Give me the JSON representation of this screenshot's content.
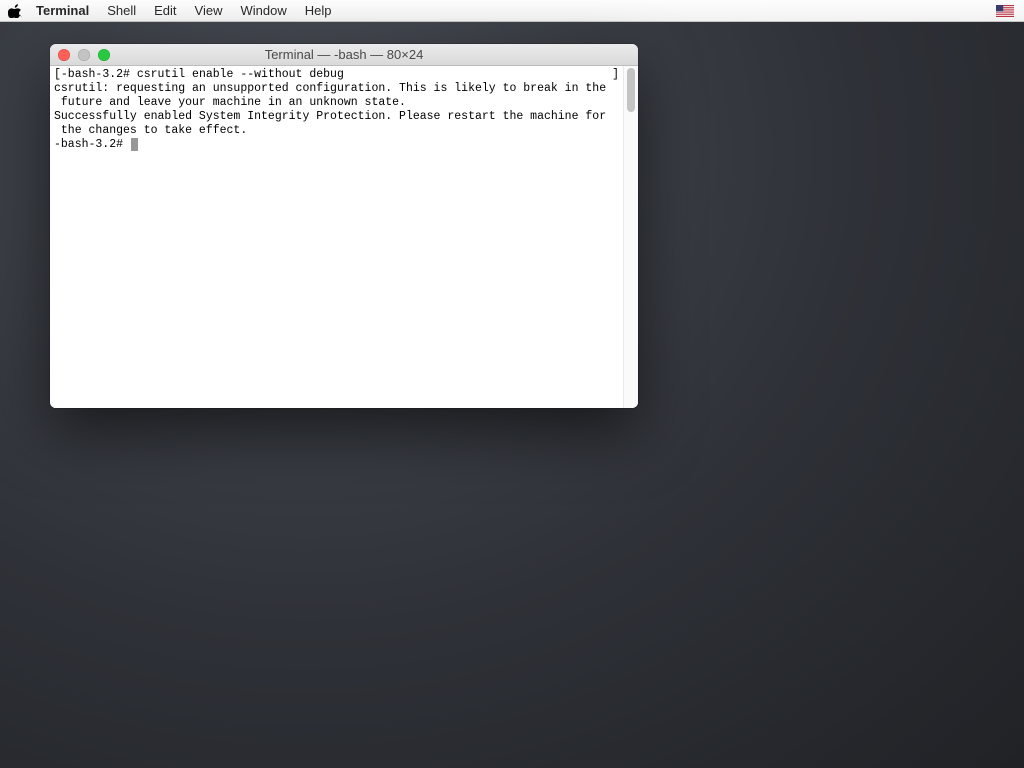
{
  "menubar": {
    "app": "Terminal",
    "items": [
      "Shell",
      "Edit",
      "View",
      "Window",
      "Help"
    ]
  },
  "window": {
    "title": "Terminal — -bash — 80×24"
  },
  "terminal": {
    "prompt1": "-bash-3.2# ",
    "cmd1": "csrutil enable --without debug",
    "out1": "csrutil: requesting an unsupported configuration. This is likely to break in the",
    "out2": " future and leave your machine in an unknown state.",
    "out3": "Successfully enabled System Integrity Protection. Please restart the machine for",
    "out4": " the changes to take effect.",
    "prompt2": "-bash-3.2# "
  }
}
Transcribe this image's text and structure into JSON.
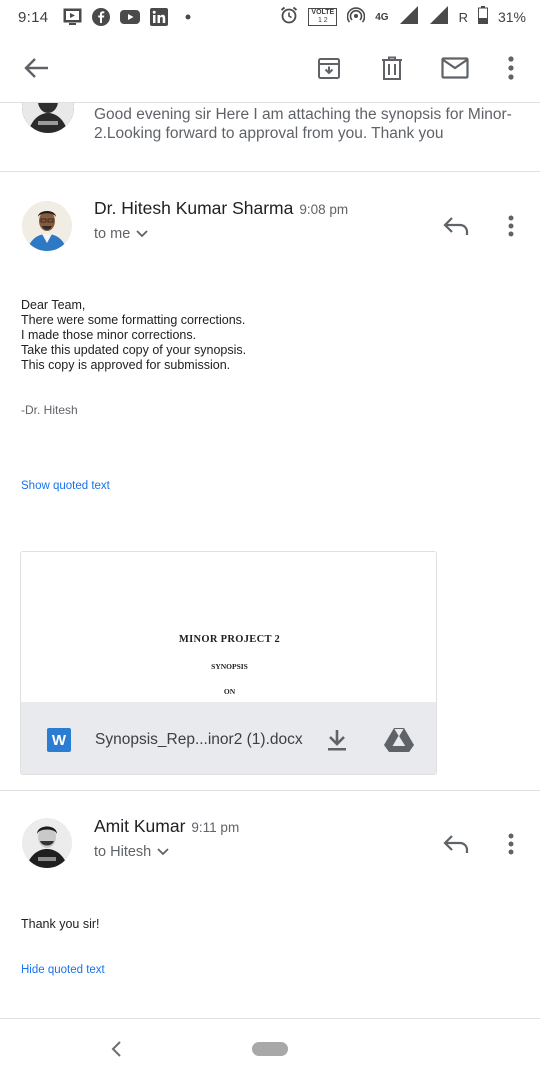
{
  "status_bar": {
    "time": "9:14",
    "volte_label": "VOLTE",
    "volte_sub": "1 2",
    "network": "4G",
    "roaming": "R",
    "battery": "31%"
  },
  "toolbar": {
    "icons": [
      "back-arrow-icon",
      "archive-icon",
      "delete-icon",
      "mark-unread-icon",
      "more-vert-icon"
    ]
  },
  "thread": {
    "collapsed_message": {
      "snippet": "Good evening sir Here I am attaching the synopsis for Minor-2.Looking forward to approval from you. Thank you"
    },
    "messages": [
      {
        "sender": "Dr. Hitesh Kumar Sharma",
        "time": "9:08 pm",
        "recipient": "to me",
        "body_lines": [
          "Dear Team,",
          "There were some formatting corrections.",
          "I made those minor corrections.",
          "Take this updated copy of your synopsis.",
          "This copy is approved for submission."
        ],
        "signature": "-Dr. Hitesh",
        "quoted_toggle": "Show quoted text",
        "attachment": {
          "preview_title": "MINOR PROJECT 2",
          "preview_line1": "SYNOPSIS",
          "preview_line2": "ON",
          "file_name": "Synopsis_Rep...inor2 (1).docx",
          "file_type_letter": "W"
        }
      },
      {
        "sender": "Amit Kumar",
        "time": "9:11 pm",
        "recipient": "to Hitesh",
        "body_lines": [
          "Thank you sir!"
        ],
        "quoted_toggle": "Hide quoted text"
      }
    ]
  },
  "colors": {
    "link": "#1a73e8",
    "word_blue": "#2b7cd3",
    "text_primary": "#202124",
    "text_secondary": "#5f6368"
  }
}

▶ _DIRECTION_
Read through the entries and copy every line that includes "machine".

▶ _TASK RESPONSE_
    "out2": " future and leave your machine in an unknown state.",
    "out3": "Successfully enabled System Integrity Protection. Please restart the machine for",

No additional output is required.